- Your goal
Write every record out again exactly, and keep images out of it.

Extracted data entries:

◆ ◆ ◆ ◆

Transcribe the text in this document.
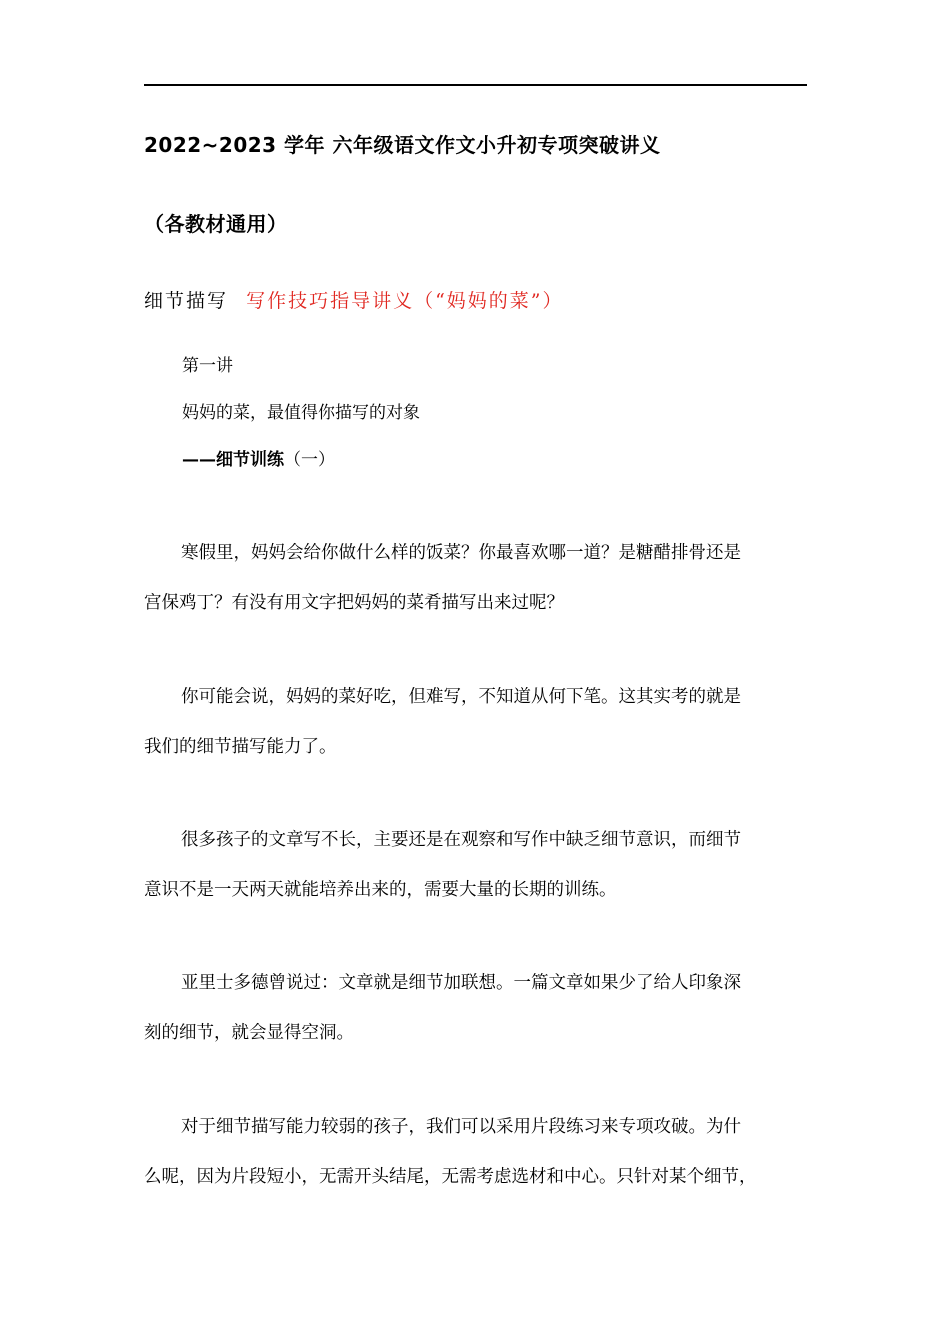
2022~2023 学年 六年级语文作文小升初专项突破讲义
（各教材通用）
细节描写 写作技巧指导讲义（“妈妈的菜”）
第一讲
妈妈的菜，最值得你描写的对象
——细节训练（一）
寒假里，妈妈会给你做什么样的饭菜？你最喜欢哪一道？是糖醋排骨还是
宫保鸡丁？有没有用文字把妈妈的菜肴描写出来过呢？
你可能会说，妈妈的菜好吃，但难写，不知道从何下笔。这其实考的就是
我们的细节描写能力了。
很多孩子的文章写不长，主要还是在观察和写作中缺乏细节意识，而细节
意识不是一天两天就能培养出来的，需要大量的长期的训练。
亚里士多德曾说过：文章就是细节加联想。一篇文章如果少了给人印象深
刻的细节，就会显得空洞。
对于细节描写能力较弱的孩子，我们可以采用片段练习来专项攻破。为什
么呢，因为片段短小，无需开头结尾，无需考虑选材和中心。只针对某个细节，
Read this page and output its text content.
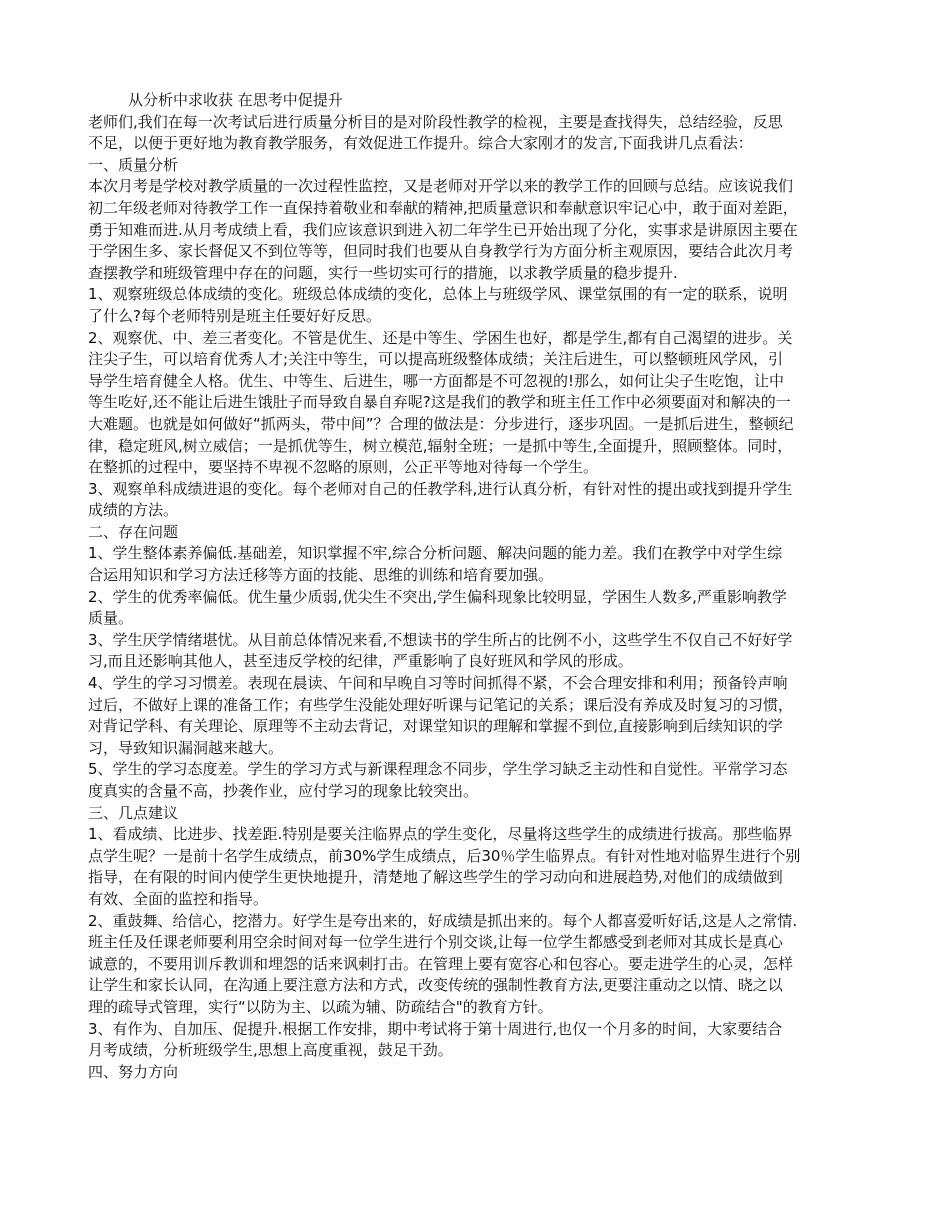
从分析中求收获 在思考中促提升
老师们,我们在每一次考试后进行质量分析目的是对阶段性教学的检视，主要是查找得失，总结经验，反思
不足，以便于更好地为教育教学服务，有效促进工作提升。综合大家刚才的发言,下面我讲几点看法：
一、质量分析
本次月考是学校对教学质量的一次过程性监控，又是老师对开学以来的教学工作的回顾与总结。应该说我们
初二年级老师对待教学工作一直保持着敬业和奉献的精神,把质量意识和奉献意识牢记心中，敢于面对差距，
勇于知难而进.从月考成绩上看，我们应该意识到进入初二年学生已开始出现了分化，实事求是讲原因主要在
于学困生多、家长督促又不到位等等，但同时我们也要从自身教学行为方面分析主观原因，要结合此次月考
查摆教学和班级管理中存在的问题，实行一些切实可行的措施，以求教学质量的稳步提升.
1、观察班级总体成绩的变化。班级总体成绩的变化，总体上与班级学风、课堂氛围的有一定的联系，说明
了什么?每个老师特别是班主任要好好反思。
2、观察优、中、差三者变化。不管是优生、还是中等生、学困生也好，都是学生,都有自己渴望的进步。关
注尖子生，可以培育优秀人才;关注中等生，可以提高班级整体成绩；关注后进生，可以整顿班风学风，引
导学生培育健全人格。优生、中等生、后进生，哪一方面都是不可忽视的!那么，如何让尖子生吃饱，让中
等生吃好,还不能让后进生饿肚子而导致自暴自弃呢?这是我们的教学和班主任工作中必须要面对和解决的一
大难题。也就是如何做好“抓两头，带中间”？合理的做法是：分步进行，逐步巩固。一是抓后进生，整顿纪
律，稳定班风,树立威信；一是抓优等生，树立模范,辐射全班；一是抓中等生,全面提升，照顾整体。同时，
在整抓的过程中，要坚持不卑视不忽略的原则，公正平等地对待每一个学生。
3、观察单科成绩进退的变化。每个老师对自己的任教学科,进行认真分析，有针对性的提出或找到提升学生
成绩的方法。
二、存在问题
1、学生整体素养偏低.基础差，知识掌握不牢,综合分析问题、解决问题的能力差。我们在教学中对学生综
合运用知识和学习方法迁移等方面的技能、思维的训练和培育要加强。
2、学生的优秀率偏低。优生量少质弱,优尖生不突出,学生偏科现象比较明显，学困生人数多,严重影响教学
质量。
3、学生厌学情绪堪忧。从目前总体情况来看,不想读书的学生所占的比例不小，这些学生不仅自己不好好学
习,而且还影响其他人，甚至违反学校的纪律，严重影响了良好班风和学风的形成。
4、学生的学习习惯差。表现在晨读、午间和早晚自习等时间抓得不紧，不会合理安排和利用；预备铃声响
过后，不做好上课的准备工作；有些学生没能处理好听课与记笔记的关系；课后没有养成及时复习的习惯，
对背记学科、有关理论、原理等不主动去背记，对课堂知识的理解和掌握不到位,直接影响到后续知识的学
习，导致知识漏洞越来越大。
5、学生的学习态度差。学生的学习方式与新课程理念不同步，学生学习缺乏主动性和自觉性。平常学习态
度真实的含量不高，抄袭作业，应付学习的现象比较突出。
三、几点建议
1、看成绩、比进步、找差距.特别是要关注临界点的学生变化，尽量将这些学生的成绩进行拔高。那些临界
点学生呢？一是前十名学生成绩点，前30%学生成绩点，后30％学生临界点。有针对性地对临界生进行个别
指导，在有限的时间内使学生更快地提升，清楚地了解这些学生的学习动向和进展趋势,对他们的成绩做到
有效、全面的监控和指导。
2、重鼓舞、给信心，挖潜力。好学生是夸出来的，好成绩是抓出来的。每个人都喜爱听好话,这是人之常情.
班主任及任课老师要利用空余时间对每一位学生进行个别交谈,让每一位学生都感受到老师对其成长是真心
诚意的，不要用训斥教训和埋怨的话来讽刺打击。在管理上要有宽容心和包容心。要走进学生的心灵，怎样
让学生和家长认同，在沟通上要注意方法和方式，改变传统的强制性教育方法,更要注重动之以情、晓之以
理的疏导式管理，实行“以防为主、以疏为辅、防疏结合"的教育方针。
3、有作为、自加压、促提升.根据工作安排，期中考试将于第十周进行,也仅一个月多的时间，大家要结合
月考成绩，分析班级学生,思想上高度重视，鼓足干劲。
四、努力方向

◆ ◆ ◆ ◆

- Answer to the problem
Transcribe the text in this document.
2022~2023 学年 六年级语文作文小升初专项突破讲义
（各教材通用）
细节描写 写作技巧指导讲义（“妈妈的菜”）
第一讲
妈妈的菜，最值得你描写的对象
——细节训练（一）
寒假里，妈妈会给你做什么样的饭菜？你最喜欢哪一道？是糖醋排骨还是
宫保鸡丁？有没有用文字把妈妈的菜肴描写出来过呢？
你可能会说，妈妈的菜好吃，但难写，不知道从何下笔。这其实考的就是
我们的细节描写能力了。
很多孩子的文章写不长，主要还是在观察和写作中缺乏细节意识，而细节
意识不是一天两天就能培养出来的，需要大量的长期的训练。
亚里士多德曾说过：文章就是细节加联想。一篇文章如果少了给人印象深
刻的细节，就会显得空洞。
对于细节描写能力较弱的孩子，我们可以采用片段练习来专项攻破。为什
么呢，因为片段短小，无需开头结尾，无需考虑选材和中心。只针对某个细节，
Read this page and output its text content.
从分析中求收获 在思考中促提升
老师们,我们在每一次考试后进行质量分析目的是对阶段性教学的检视，主要是查找得失，总结经验，反思
不足，以便于更好地为教育教学服务，有效促进工作提升。综合大家刚才的发言,下面我讲几点看法：
一、质量分析
本次月考是学校对教学质量的一次过程性监控，又是老师对开学以来的教学工作的回顾与总结。应该说我们
初二年级老师对待教学工作一直保持着敬业和奉献的精神,把质量意识和奉献意识牢记心中，敢于面对差距，
勇于知难而进.从月考成绩上看，我们应该意识到进入初二年学生已开始出现了分化，实事求是讲原因主要在
于学困生多、家长督促又不到位等等，但同时我们也要从自身教学行为方面分析主观原因，要结合此次月考
查摆教学和班级管理中存在的问题，实行一些切实可行的措施，以求教学质量的稳步提升.
1、观察班级总体成绩的变化。班级总体成绩的变化，总体上与班级学风、课堂氛围的有一定的联系，说明
了什么?每个老师特别是班主任要好好反思。
2、观察优、中、差三者变化。不管是优生、还是中等生、学困生也好，都是学生,都有自己渴望的进步。关
注尖子生，可以培育优秀人才;关注中等生，可以提高班级整体成绩；关注后进生，可以整顿班风学风，引
导学生培育健全人格。优生、中等生、后进生，哪一方面都是不可忽视的!那么，如何让尖子生吃饱，让中
等生吃好,还不能让后进生饿肚子而导致自暴自弃呢?这是我们的教学和班主任工作中必须要面对和解决的一
大难题。也就是如何做好“抓两头，带中间”？合理的做法是：分步进行，逐步巩固。一是抓后进生，整顿纪
律，稳定班风,树立威信；一是抓优等生，树立模范,辐射全班；一是抓中等生,全面提升，照顾整体。同时，
在整抓的过程中，要坚持不卑视不忽略的原则，公正平等地对待每一个学生。
3、观察单科成绩进退的变化。每个老师对自己的任教学科,进行认真分析，有针对性的提出或找到提升学生
成绩的方法。
二、存在问题
1、学生整体素养偏低.基础差，知识掌握不牢,综合分析问题、解决问题的能力差。我们在教学中对学生综
合运用知识和学习方法迁移等方面的技能、思维的训练和培育要加强。
2、学生的优秀率偏低。优生量少质弱,优尖生不突出,学生偏科现象比较明显，学困生人数多,严重影响教学
质量。
3、学生厌学情绪堪忧。从目前总体情况来看,不想读书的学生所占的比例不小，这些学生不仅自己不好好学
习,而且还影响其他人，甚至违反学校的纪律，严重影响了良好班风和学风的形成。
4、学生的学习习惯差。表现在晨读、午间和早晚自习等时间抓得不紧，不会合理安排和利用；预备铃声响
过后，不做好上课的准备工作；有些学生没能处理好听课与记笔记的关系；课后没有养成及时复习的习惯，
对背记学科、有关理论、原理等不主动去背记，对课堂知识的理解和掌握不到位,直接影响到后续知识的学
习，导致知识漏洞越来越大。
5、学生的学习态度差。学生的学习方式与新课程理念不同步，学生学习缺乏主动性和自觉性。平常学习态
度真实的含量不高，抄袭作业，应付学习的现象比较突出。
三、几点建议
1、看成绩、比进步、找差距.特别是要关注临界点的学生变化，尽量将这些学生的成绩进行拔高。那些临界
点学生呢？一是前十名学生成绩点，前30%学生成绩点，后30％学生临界点。有针对性地对临界生进行个别
指导，在有限的时间内使学生更快地提升，清楚地了解这些学生的学习动向和进展趋势,对他们的成绩做到
有效、全面的监控和指导。
2、重鼓舞、给信心，挖潜力。好学生是夸出来的，好成绩是抓出来的。每个人都喜爱听好话,这是人之常情.
班主任及任课老师要利用空余时间对每一位学生进行个别交谈,让每一位学生都感受到老师对其成长是真心
诚意的，不要用训斥教训和埋怨的话来讽刺打击。在管理上要有宽容心和包容心。要走进学生的心灵，怎样
让学生和家长认同，在沟通上要注意方法和方式，改变传统的强制性教育方法,更要注重动之以情、晓之以
理的疏导式管理，实行“以防为主、以疏为辅、防疏结合"的教育方针。
3、有作为、自加压、促提升.根据工作安排，期中考试将于第十周进行,也仅一个月多的时间，大家要结合
月考成绩，分析班级学生,思想上高度重视，鼓足干劲。
四、努力方向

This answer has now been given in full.